### GIVEN INFORMATION

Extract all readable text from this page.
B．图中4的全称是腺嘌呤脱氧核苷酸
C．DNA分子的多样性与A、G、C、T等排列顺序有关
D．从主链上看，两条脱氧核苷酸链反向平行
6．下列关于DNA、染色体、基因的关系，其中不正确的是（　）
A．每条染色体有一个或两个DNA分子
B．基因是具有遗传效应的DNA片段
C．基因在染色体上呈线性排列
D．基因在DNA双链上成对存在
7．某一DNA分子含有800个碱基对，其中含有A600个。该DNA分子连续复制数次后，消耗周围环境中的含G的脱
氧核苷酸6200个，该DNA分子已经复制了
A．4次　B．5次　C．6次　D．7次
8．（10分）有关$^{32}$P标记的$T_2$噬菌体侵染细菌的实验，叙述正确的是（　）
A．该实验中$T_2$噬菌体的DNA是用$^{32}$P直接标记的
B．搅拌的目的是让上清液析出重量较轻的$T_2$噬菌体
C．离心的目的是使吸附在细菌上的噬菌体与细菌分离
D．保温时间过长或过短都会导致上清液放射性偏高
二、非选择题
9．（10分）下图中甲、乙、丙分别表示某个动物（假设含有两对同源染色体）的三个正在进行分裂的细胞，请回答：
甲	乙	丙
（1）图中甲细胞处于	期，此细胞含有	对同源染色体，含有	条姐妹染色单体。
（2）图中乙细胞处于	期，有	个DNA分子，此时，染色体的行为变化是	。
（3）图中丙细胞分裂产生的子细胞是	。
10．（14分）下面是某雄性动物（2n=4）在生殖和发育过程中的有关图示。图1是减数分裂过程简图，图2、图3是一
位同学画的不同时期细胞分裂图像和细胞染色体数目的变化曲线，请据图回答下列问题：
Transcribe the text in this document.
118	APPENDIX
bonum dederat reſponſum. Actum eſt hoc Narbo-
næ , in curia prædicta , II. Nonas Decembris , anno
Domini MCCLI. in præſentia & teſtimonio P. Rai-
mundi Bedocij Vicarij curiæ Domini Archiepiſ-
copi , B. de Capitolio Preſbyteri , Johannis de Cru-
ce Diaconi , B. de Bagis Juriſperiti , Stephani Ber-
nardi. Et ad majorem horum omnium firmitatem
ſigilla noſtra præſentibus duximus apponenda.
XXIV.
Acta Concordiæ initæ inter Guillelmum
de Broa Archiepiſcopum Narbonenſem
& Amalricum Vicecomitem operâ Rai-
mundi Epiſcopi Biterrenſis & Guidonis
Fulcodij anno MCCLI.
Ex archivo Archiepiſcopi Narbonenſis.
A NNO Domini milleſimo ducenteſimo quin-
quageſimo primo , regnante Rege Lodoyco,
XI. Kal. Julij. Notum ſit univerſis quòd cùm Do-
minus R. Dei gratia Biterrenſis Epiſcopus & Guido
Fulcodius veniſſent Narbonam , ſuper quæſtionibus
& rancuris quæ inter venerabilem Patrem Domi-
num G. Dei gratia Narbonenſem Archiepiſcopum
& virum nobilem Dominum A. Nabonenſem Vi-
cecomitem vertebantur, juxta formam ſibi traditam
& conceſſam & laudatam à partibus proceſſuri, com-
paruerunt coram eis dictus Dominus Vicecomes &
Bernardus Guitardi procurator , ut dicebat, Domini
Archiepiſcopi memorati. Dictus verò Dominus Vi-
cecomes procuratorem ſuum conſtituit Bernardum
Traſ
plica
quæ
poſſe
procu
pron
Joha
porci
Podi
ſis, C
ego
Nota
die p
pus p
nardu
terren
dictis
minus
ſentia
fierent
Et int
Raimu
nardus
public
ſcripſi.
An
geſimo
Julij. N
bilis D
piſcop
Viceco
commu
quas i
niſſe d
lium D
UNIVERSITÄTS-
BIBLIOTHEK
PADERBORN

######

■ TASK DESCRIPTION
All entries shown above should be printed again exactly.

■ THE RESPONSE
Extract all readable text from this page.
B．图中4的全称是腺嘌呤脱氧核苷酸
C．DNA分子的多样性与A、G、C、T等排列顺序有关
D．从主链上看，两条脱氧核苷酸链反向平行
6．下列关于DNA、染色体、基因的关系，其中不正确的是（　）
A．每条染色体有一个或两个DNA分子
B．基因是具有遗传效应的DNA片段
C．基因在染色体上呈线性排列
D．基因在DNA双链上成对存在
7．某一DNA分子含有800个碱基对，其中含有A600个。该DNA分子连续复制数次后，消耗周围环境中的含G的脱
氧核苷酸6200个，该DNA分子已经复制了
A．4次　B．5次　C．6次　D．7次
8．（10分）有关$^{32}$P标记的$T_2$噬菌体侵染细菌的实验，叙述正确的是（　）
A．该实验中$T_2$噬菌体的DNA是用$^{32}$P直接标记的
B．搅拌的目的是让上清液析出重量较轻的$T_2$噬菌体
C．离心的目的是使吸附在细菌上的噬菌体与细菌分离
D．保温时间过长或过短都会导致上清液放射性偏高
二、非选择题
9．（10分）下图中甲、乙、丙分别表示某个动物（假设含有两对同源染色体）的三个正在进行分裂的细胞，请回答：
甲	乙	丙
（1）图中甲细胞处于	期，此细胞含有	对同源染色体，含有	条姐妹染色单体。
（2）图中乙细胞处于	期，有	个DNA分子，此时，染色体的行为变化是	。
（3）图中丙细胞分裂产生的子细胞是	。
10．（14分）下面是某雄性动物（2n=4）在生殖和发育过程中的有关图示。图1是减数分裂过程简图，图2、图3是一
位同学画的不同时期细胞分裂图像和细胞染色体数目的变化曲线，请据图回答下列问题：
Transcribe the text in this document.
118	APPENDIX
bonum dederat reſponſum. Actum eſt hoc Narbo-
næ , in curia prædicta , II. Nonas Decembris , anno
Domini MCCLI. in præſentia & teſtimonio P. Rai-
mundi Bedocij Vicarij curiæ Domini Archiepiſ-
copi , B. de Capitolio Preſbyteri , Johannis de Cru-
ce Diaconi , B. de Bagis Juriſperiti , Stephani Ber-
nardi. Et ad majorem horum omnium firmitatem
ſigilla noſtra præſentibus duximus apponenda.
XXIV.
Acta Concordiæ initæ inter Guillelmum
de Broa Archiepiſcopum Narbonenſem
& Amalricum Vicecomitem operâ Rai-
mundi Epiſcopi Biterrenſis & Guidonis
Fulcodij anno MCCLI.
Ex archivo Archiepiſcopi Narbonenſis.
A NNO Domini milleſimo ducenteſimo quin-
quageſimo primo , regnante Rege Lodoyco,
XI. Kal. Julij. Notum ſit univerſis quòd cùm Do-
minus R. Dei gratia Biterrenſis Epiſcopus & Guido
Fulcodius veniſſent Narbonam , ſuper quæſtionibus
& rancuris quæ inter venerabilem Patrem Domi-
num G. Dei gratia Narbonenſem Archiepiſcopum
& virum nobilem Dominum A. Nabonenſem Vi-
cecomitem vertebantur, juxta formam ſibi traditam
& conceſſam & laudatam à partibus proceſſuri, com-
paruerunt coram eis dictus Dominus Vicecomes &
Bernardus Guitardi procurator , ut dicebat, Domini
Archiepiſcopi memorati. Dictus verò Dominus Vi-
cecomes procuratorem ſuum conſtituit Bernardum
Traſ
plica
quæ
poſſe
procu
pron
Joha
porci
Podi
ſis, C
ego
Nota
die p
pus p
nardu
terren
dictis
minus
ſentia
fierent
Et int
Raimu
nardus
public
ſcripſi.
An
geſimo
Julij. N
bilis D
piſcop
Viceco
commu
quas i
niſſe d
lium D
UNIVERSITÄTS-
BIBLIOTHEK
PADERBORN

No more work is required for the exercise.